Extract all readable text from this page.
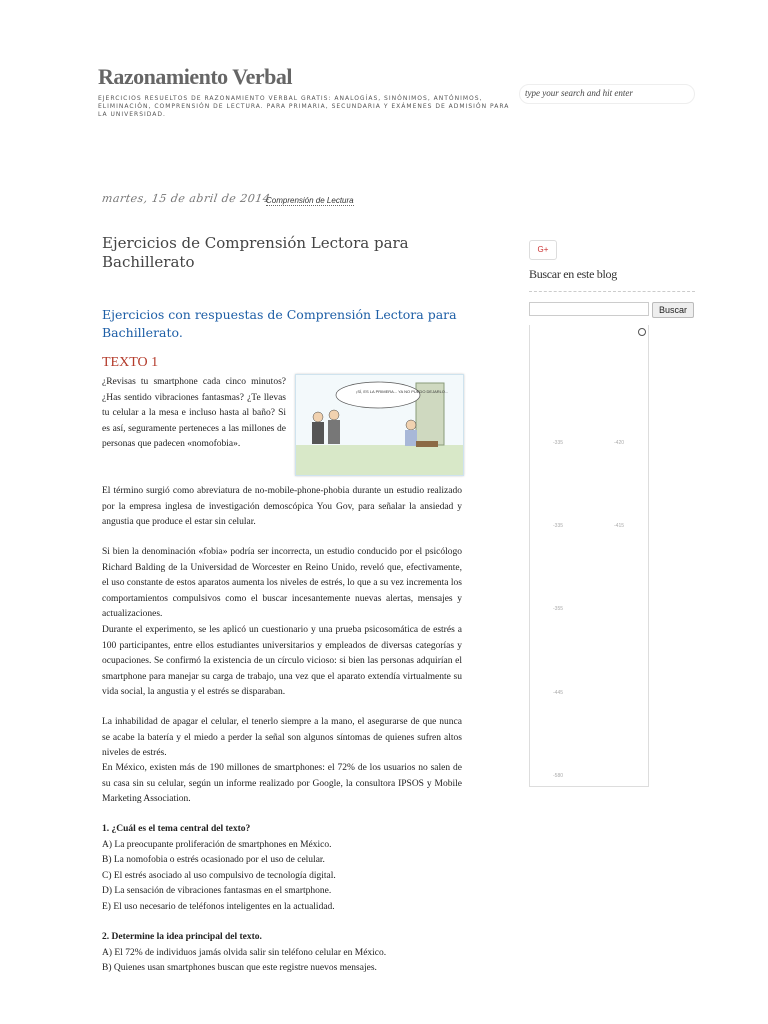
Razonamiento Verbal
EJERCICIOS RESUELTOS DE RAZONAMIENTO VERBAL GRATIS: ANALOGÍAS, SINÓNIMOS, ANTÓNIMOS, ELIMINACIÓN, COMPRENSIÓN DE LECTURA. PARA PRIMARIA, SECUNDARIA Y EXÁMENES DE ADMISIÓN PARA LA UNIVERSIDAD.
type your search and hit enter
martes, 15 de abril de 2014
Comprensión de Lectura
Ejercicios de Comprensión Lectora para Bachillerato
Ejercicios con respuestas de Comprensión Lectora para Bachillerato.
TEXTO 1
¿Revisas tu smartphone cada cinco minutos? ¿Has sentido vibraciones fantasmas? ¿Te llevas tu celular a la mesa e incluso hasta al baño? Si es así, seguramente perteneces a las millones de personas que padecen «nomofobia».
¡SÍ, ES LA PRIMERA... YA NO PUEDO DEJARLO...
El término surgió como abreviatura de no-mobile-phone-phobia durante un estudio realizado por la empresa inglesa de investigación demoscópica You Gov, para señalar la ansiedad y angustia que produce el estar sin celular.
Si bien la denominación «fobia» podría ser incorrecta, un estudio conducido por el psicólogo Richard Balding de la Universidad de Worcester en Reino Unido, reveló que, efectivamente, el uso constante de estos aparatos aumenta los niveles de estrés, lo que a su vez incrementa los comportamientos compulsivos como el buscar incesantemente nuevas alertas, mensajes y actualizaciones.
Durante el experimento, se les aplicó un cuestionario y una prueba psicosomática de estrés a 100 participantes, entre ellos estudiantes universitarios y empleados de diversas categorías y ocupaciones. Se confirmó la existencia de un círculo vicioso: si bien las personas adquirían el smartphone para manejar su carga de trabajo, una vez que el aparato extendía virtualmente su vida social, la angustia y el estrés se disparaban.
La inhabilidad de apagar el celular, el tenerlo siempre a la mano, el asegurarse de que nunca se acabe la batería y el miedo a perder la señal son algunos síntomas de quienes sufren altos niveles de estrés.
En México, existen más de 190 millones de smartphones: el 72% de los usuarios no salen de su casa sin su celular, según un informe realizado por Google, la consultora IPSOS y Mobile Marketing Association.
1. ¿Cuál es el tema central del texto?
A) La preocupante proliferación de smartphones en México.
B) La nomofobia o estrés ocasionado por el uso de celular.
C) El estrés asociado al uso compulsivo de tecnología digital.
D) La sensación de vibraciones fantasmas en el smartphone.
E) El uso necesario de teléfonos inteligentes en la actualidad.
2. Determine la idea principal del texto.
A) El 72% de individuos jamás olvida salir sin teléfono celular en México.
B) Quienes usan smartphones buscan que este registre nuevos mensajes.
G+
Buscar en este blog
Buscar
-335	-420
-335	-415
-355
-445
-580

__What is required__: Keep only those lines of the records that hold "Bachillerato", and return them.

__Problem solution__:
Ejercicios de Comprensión Lectora para Bachillerato
Ejercicios con respuestas de Comprensión Lectora para Bachillerato.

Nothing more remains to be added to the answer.